THE REQUEST: Reproduce the data below word for word, starting at the line that contains "Patent image size: (1461, 1033)." and ending after the line that contains "The gaps G is at (347, 270).". Include both of those lines.

MATERIAL FOR THIS TASK:
----

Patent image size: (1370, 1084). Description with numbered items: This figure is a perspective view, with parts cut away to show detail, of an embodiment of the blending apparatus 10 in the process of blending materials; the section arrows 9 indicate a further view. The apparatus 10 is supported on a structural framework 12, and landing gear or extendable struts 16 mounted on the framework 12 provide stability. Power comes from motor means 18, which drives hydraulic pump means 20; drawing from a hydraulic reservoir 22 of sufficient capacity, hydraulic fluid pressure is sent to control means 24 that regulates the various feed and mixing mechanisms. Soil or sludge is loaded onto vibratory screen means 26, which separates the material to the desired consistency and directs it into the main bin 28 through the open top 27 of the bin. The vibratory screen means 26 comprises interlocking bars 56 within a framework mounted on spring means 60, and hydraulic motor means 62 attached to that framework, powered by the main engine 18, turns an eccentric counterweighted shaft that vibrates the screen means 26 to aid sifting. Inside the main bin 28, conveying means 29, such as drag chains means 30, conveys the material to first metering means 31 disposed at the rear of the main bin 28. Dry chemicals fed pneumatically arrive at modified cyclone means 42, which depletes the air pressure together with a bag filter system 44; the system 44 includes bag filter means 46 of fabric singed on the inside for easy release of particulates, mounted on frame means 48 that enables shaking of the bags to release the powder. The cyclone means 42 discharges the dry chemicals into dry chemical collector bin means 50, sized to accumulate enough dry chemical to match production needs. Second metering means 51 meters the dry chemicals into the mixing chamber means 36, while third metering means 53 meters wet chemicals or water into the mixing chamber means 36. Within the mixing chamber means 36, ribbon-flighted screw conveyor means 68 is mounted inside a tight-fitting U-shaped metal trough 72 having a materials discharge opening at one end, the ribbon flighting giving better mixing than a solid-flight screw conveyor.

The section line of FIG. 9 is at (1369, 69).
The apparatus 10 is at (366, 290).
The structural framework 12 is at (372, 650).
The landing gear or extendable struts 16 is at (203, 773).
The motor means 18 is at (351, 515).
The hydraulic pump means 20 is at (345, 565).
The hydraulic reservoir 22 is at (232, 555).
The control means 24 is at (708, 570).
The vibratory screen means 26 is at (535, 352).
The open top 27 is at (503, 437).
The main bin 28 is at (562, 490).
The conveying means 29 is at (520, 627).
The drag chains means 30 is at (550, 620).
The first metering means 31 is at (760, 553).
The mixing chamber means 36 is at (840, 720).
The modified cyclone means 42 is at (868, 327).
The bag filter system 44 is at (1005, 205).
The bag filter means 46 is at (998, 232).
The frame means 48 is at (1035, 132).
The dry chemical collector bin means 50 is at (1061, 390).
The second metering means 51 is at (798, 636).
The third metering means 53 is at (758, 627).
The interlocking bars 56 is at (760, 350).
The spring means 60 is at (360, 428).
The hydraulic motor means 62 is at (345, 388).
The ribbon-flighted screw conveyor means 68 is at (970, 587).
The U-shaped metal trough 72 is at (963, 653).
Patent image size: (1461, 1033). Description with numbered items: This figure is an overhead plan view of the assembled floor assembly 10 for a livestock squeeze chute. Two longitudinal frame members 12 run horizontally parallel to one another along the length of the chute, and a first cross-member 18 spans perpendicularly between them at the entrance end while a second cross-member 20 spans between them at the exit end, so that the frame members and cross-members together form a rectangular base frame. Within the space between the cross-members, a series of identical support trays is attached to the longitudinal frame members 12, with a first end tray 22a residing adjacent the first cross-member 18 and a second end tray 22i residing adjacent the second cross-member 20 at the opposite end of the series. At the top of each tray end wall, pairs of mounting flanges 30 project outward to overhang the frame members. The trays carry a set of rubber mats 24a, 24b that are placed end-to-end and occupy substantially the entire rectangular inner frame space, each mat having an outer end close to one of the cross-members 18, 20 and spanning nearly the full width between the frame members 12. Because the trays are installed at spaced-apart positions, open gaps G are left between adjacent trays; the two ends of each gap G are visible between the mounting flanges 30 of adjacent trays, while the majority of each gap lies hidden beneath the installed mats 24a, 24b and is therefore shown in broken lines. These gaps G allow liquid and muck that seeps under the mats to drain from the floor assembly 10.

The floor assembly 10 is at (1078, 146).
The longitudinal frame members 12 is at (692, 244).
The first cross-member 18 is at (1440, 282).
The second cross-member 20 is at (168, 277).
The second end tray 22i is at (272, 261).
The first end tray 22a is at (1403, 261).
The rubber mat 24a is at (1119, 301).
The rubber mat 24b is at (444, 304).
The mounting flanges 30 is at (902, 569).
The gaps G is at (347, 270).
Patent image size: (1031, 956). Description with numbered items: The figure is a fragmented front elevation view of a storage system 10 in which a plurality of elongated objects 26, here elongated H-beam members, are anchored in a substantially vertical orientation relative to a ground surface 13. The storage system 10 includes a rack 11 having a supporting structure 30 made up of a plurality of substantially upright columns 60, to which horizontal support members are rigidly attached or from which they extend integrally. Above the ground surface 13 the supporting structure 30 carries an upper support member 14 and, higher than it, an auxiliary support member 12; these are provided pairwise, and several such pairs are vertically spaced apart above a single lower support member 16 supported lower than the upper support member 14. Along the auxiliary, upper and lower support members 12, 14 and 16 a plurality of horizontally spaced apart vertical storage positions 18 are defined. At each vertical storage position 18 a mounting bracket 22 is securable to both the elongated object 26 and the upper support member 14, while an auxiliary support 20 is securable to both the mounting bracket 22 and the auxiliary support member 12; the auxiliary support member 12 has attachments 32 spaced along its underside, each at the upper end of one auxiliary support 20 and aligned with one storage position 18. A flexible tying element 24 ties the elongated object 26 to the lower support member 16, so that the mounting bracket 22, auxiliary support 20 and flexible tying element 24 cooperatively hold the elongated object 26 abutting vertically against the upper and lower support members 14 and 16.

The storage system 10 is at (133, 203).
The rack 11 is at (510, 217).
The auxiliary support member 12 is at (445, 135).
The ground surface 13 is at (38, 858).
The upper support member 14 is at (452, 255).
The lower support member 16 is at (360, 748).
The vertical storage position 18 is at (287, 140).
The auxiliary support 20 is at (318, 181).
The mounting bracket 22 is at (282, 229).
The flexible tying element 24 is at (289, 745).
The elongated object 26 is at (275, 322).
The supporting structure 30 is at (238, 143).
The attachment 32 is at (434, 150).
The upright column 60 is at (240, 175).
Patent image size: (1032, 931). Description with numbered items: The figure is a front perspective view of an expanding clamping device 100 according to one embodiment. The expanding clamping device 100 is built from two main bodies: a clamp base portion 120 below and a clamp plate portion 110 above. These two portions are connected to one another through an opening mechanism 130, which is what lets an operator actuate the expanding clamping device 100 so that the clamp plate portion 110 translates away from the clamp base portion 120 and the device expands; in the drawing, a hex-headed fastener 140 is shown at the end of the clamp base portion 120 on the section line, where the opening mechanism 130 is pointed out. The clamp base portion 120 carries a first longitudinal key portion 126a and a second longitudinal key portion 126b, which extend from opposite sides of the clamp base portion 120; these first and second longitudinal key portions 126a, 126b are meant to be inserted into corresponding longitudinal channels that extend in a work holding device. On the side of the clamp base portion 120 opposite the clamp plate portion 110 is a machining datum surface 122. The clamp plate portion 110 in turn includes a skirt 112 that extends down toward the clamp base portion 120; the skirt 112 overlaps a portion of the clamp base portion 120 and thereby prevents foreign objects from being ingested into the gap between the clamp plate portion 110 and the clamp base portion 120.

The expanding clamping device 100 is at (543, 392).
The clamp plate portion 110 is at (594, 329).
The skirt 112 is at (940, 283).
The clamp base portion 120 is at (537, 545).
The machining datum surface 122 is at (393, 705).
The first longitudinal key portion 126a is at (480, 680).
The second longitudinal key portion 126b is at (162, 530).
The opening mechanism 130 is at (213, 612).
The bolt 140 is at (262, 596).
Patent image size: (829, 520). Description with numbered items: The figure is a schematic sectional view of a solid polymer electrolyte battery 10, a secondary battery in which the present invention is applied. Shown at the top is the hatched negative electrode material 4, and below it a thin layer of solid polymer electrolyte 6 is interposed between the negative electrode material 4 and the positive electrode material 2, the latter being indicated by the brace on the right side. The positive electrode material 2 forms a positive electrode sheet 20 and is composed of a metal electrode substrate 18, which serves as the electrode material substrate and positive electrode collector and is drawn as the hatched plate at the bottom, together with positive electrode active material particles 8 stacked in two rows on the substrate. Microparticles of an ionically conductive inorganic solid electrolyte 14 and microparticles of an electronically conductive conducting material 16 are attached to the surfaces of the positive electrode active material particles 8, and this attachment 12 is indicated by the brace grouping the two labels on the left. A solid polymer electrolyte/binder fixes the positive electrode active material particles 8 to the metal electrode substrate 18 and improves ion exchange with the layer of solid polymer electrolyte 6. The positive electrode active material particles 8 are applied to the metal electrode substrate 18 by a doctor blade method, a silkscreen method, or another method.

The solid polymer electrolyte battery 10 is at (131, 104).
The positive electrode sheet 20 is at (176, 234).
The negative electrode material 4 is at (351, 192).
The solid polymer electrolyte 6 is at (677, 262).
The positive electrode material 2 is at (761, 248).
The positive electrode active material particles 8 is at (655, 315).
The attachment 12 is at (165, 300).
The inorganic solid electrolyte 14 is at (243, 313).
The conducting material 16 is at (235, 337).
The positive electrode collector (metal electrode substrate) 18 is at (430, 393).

----

FULL SOLUTION:
Patent image size: (1461, 1033). Description with numbered items: This figure is an overhead plan view of the assembled floor assembly 10 for a livestock squeeze chute. Two longitudinal frame members 12 run horizontally parallel to one another along the length of the chute, and a first cross-member 18 spans perpendicularly between them at the entrance end while a second cross-member 20 spans between them at the exit end, so that the frame members and cross-members together form a rectangular base frame. Within the space between the cross-members, a series of identical support trays is attached to the longitudinal frame members 12, with a first end tray 22a residing adjacent the first cross-member 18 and a second end tray 22i residing adjacent the second cross-member 20 at the opposite end of the series. At the top of each tray end wall, pairs of mounting flanges 30 project outward to overhang the frame members. The trays carry a set of rubber mats 24a, 24b that are placed end-to-end and occupy substantially the entire rectangular inner frame space, each mat having an outer end close to one of the cross-members 18, 20 and spanning nearly the full width between the frame members 12. Because the trays are installed at spaced-apart positions, open gaps G are left between adjacent trays; the two ends of each gap G are visible between the mounting flanges 30 of adjacent trays, while the majority of each gap lies hidden beneath the installed mats 24a, 24b and is therefore shown in broken lines. These gaps G allow liquid and muck that seeps under the mats to drain from the floor assembly 10.

The floor assembly 10 is at (1078, 146).
The longitudinal frame members 12 is at (692, 244).
The first cross-member 18 is at (1440, 282).
The second cross-member 20 is at (168, 277).
The second end tray 22i is at (272, 261).
The first end tray 22a is at (1403, 261).
The rubber mat 24a is at (1119, 301).
The rubber mat 24b is at (444, 304).
The mounting flanges 30 is at (902, 569).
The gaps G is at (347, 270).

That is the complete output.